§ **Records shown**:
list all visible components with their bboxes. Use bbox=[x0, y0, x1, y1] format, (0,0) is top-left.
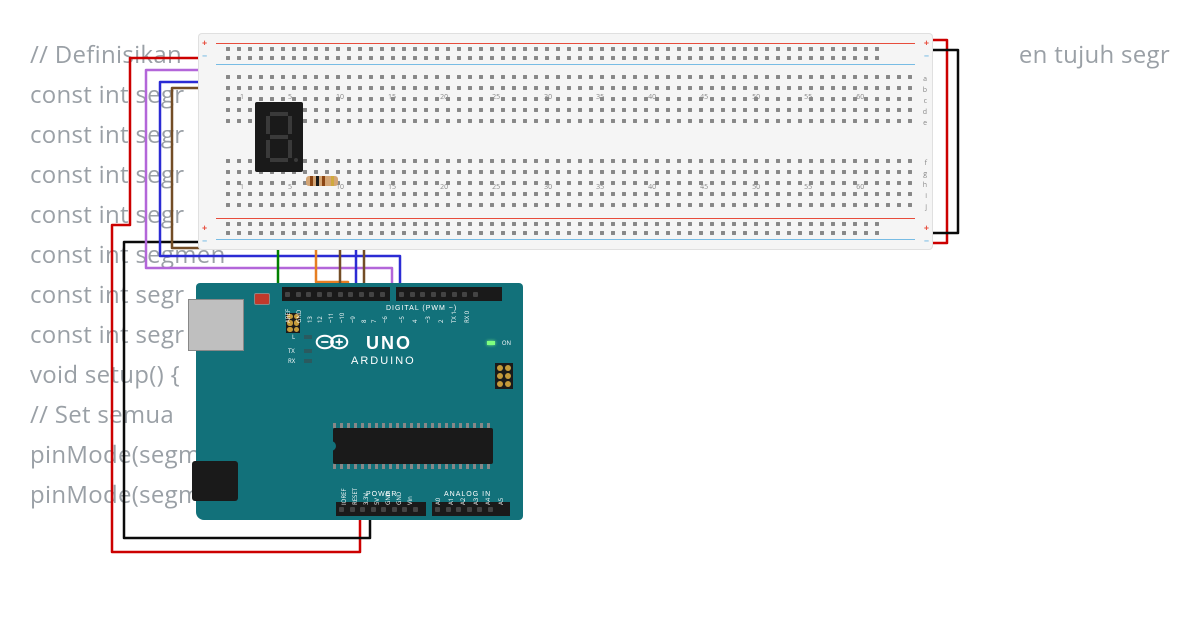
icsp-header-icon bbox=[495, 363, 513, 389]
code-line: const int segr bbox=[30, 315, 377, 355]
digital-header-2 bbox=[396, 287, 502, 301]
code-line: const int segr bbox=[30, 155, 377, 195]
wire-black-rail bbox=[914, 50, 958, 233]
code-line: // Definisikan bbox=[30, 35, 377, 75]
code-line: const int segr bbox=[30, 115, 377, 155]
code-line: pinMode(segmentA, OUTPUT); bbox=[30, 435, 377, 475]
code-line: // Set semua bbox=[30, 395, 377, 435]
analog-header bbox=[432, 502, 510, 516]
code-line: const int segmen bbox=[30, 235, 377, 275]
code-line: const int segr bbox=[30, 75, 377, 115]
analog-label: ANALOG IN bbox=[444, 491, 491, 498]
led-on bbox=[487, 341, 495, 345]
code-fragment-right: en tujuh segr bbox=[1019, 35, 1170, 75]
code-line: const int segr bbox=[30, 195, 377, 235]
digital-label: DIGITAL (PWM ~) bbox=[386, 305, 457, 312]
code-line: void setup() { bbox=[30, 355, 377, 395]
code-line: pinMode(segmentB, OUTPUT); bbox=[30, 475, 377, 515]
code-line: const int segr bbox=[30, 275, 377, 315]
background-code: // Definisikan const int segr const int … bbox=[30, 35, 377, 515]
wire-red-rail bbox=[914, 40, 947, 243]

§ **What is being asked**:
Render each line of the material above as an item in a numbered list, skipping any blank lines. Leave the pictures out of your answer.

§ **The output**:
1. list all visible components with their bboxes. Use bbox=[x0, y0, x1, y1] format, (0,0) is top-left.
2. icsp-header-icon bbox=[495, 363, 513, 389]
3. code-line: const int segr bbox=[30, 315, 377, 355]
4. digital-header-2 bbox=[396, 287, 502, 301]
5. code-line: const int segr bbox=[30, 155, 377, 195]
6. wire-black-rail bbox=[914, 50, 958, 233]
7. code-line: // Definisikan bbox=[30, 35, 377, 75]
8. code-line: const int segr bbox=[30, 115, 377, 155]
9. code-line: pinMode(segmentA, OUTPUT); bbox=[30, 435, 377, 475]
10. code-line: // Set semua bbox=[30, 395, 377, 435]
11. analog-header bbox=[432, 502, 510, 516]
12. code-line: const int segmen bbox=[30, 235, 377, 275]
13. code-line: const int segr bbox=[30, 75, 377, 115]
14. analog-label: ANALOG IN bbox=[444, 491, 491, 498]
15. led-on bbox=[487, 341, 495, 345]
16. code-fragment-right: en tujuh segr bbox=[1019, 35, 1170, 75]
17. code-line: const int segr bbox=[30, 195, 377, 235]
18. digital-label: DIGITAL (PWM ~) bbox=[386, 305, 457, 312]
19. code-line: void setup() { bbox=[30, 355, 377, 395]
20. code-line: pinMode(segmentB, OUTPUT); bbox=[30, 475, 377, 515]
21. code-line: const int segr bbox=[30, 275, 377, 315]
22. background-code: // Definisikan const int segr const int … bbox=[30, 35, 377, 515]
23. wire-red-rail bbox=[914, 40, 947, 243]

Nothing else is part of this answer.